Problem to solve >> Reproduce this listing in full.

Entries with figure data:

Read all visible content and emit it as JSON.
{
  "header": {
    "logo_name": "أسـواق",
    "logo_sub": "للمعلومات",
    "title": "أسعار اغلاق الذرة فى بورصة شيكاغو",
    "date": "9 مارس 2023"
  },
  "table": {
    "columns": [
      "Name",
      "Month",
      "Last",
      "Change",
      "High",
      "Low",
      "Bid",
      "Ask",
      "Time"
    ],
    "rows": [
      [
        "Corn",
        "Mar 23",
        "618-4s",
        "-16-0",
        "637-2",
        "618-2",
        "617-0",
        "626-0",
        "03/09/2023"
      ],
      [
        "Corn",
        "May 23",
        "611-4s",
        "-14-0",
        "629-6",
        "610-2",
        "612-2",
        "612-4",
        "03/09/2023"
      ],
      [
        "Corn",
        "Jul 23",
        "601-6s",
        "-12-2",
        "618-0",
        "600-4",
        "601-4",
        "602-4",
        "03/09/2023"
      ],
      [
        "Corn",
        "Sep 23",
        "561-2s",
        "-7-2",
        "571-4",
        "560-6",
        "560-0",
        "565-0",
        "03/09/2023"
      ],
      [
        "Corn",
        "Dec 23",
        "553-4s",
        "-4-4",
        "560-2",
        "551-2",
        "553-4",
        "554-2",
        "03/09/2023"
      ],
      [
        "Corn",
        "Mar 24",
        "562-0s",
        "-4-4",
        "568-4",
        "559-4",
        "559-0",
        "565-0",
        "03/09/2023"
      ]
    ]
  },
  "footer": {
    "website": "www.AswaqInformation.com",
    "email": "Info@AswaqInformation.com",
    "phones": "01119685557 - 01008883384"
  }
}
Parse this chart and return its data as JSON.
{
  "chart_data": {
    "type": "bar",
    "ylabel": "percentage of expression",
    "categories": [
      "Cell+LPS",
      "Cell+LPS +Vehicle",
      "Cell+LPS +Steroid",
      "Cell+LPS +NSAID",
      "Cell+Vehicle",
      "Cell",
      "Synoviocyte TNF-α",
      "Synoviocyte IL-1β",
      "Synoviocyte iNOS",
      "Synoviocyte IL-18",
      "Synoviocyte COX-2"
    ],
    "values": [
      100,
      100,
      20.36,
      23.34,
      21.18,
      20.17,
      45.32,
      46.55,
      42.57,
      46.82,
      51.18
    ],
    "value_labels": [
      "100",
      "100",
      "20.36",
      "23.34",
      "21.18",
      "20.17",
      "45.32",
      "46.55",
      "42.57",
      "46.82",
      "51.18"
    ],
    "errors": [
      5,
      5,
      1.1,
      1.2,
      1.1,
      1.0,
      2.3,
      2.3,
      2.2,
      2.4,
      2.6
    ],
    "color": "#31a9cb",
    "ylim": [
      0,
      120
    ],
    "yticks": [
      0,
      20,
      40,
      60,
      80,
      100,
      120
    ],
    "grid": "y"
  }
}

Written solution >>
Read all visible content and emit it as JSON.
{
  "header": {
    "logo_name": "أسـواق",
    "logo_sub": "للمعلومات",
    "title": "أسعار اغلاق الذرة فى بورصة شيكاغو",
    "date": "9 مارس 2023"
  },
  "table": {
    "columns": [
      "Name",
      "Month",
      "Last",
      "Change",
      "High",
      "Low",
      "Bid",
      "Ask",
      "Time"
    ],
    "rows": [
      [
        "Corn",
        "Mar 23",
        "618-4s",
        "-16-0",
        "637-2",
        "618-2",
        "617-0",
        "626-0",
        "03/09/2023"
      ],
      [
        "Corn",
        "May 23",
        "611-4s",
        "-14-0",
        "629-6",
        "610-2",
        "612-2",
        "612-4",
        "03/09/2023"
      ],
      [
        "Corn",
        "Jul 23",
        "601-6s",
        "-12-2",
        "618-0",
        "600-4",
        "601-4",
        "602-4",
        "03/09/2023"
      ],
      [
        "Corn",
        "Sep 23",
        "561-2s",
        "-7-2",
        "571-4",
        "560-6",
        "560-0",
        "565-0",
        "03/09/2023"
      ],
      [
        "Corn",
        "Dec 23",
        "553-4s",
        "-4-4",
        "560-2",
        "551-2",
        "553-4",
        "554-2",
        "03/09/2023"
      ],
      [
        "Corn",
        "Mar 24",
        "562-0s",
        "-4-4",
        "568-4",
        "559-4",
        "559-0",
        "565-0",
        "03/09/2023"
      ]
    ]
  },
  "footer": {
    "website": "www.AswaqInformation.com",
    "email": "Info@AswaqInformation.com",
    "phones": "01119685557 - 01008883384"
  }
}
Parse this chart and return its data as JSON.
{
  "chart_data": {
    "type": "bar",
    "ylabel": "percentage of expression",
    "categories": [
      "Cell+LPS",
      "Cell+LPS +Vehicle",
      "Cell+LPS +Steroid",
      "Cell+LPS +NSAID",
      "Cell+Vehicle",
      "Cell",
      "Synoviocyte TNF-α",
      "Synoviocyte IL-1β",
      "Synoviocyte iNOS",
      "Synoviocyte IL-18",
      "Synoviocyte COX-2"
    ],
    "values": [
      100,
      100,
      20.36,
      23.34,
      21.18,
      20.17,
      45.32,
      46.55,
      42.57,
      46.82,
      51.18
    ],
    "value_labels": [
      "100",
      "100",
      "20.36",
      "23.34",
      "21.18",
      "20.17",
      "45.32",
      "46.55",
      "42.57",
      "46.82",
      "51.18"
    ],
    "errors": [
      5,
      5,
      1.1,
      1.2,
      1.1,
      1.0,
      2.3,
      2.3,
      2.2,
      2.4,
      2.6
    ],
    "color": "#31a9cb",
    "ylim": [
      0,
      120
    ],
    "yticks": [
      0,
      20,
      40,
      60,
      80,
      100,
      120
    ],
    "grid": "y"
  }
}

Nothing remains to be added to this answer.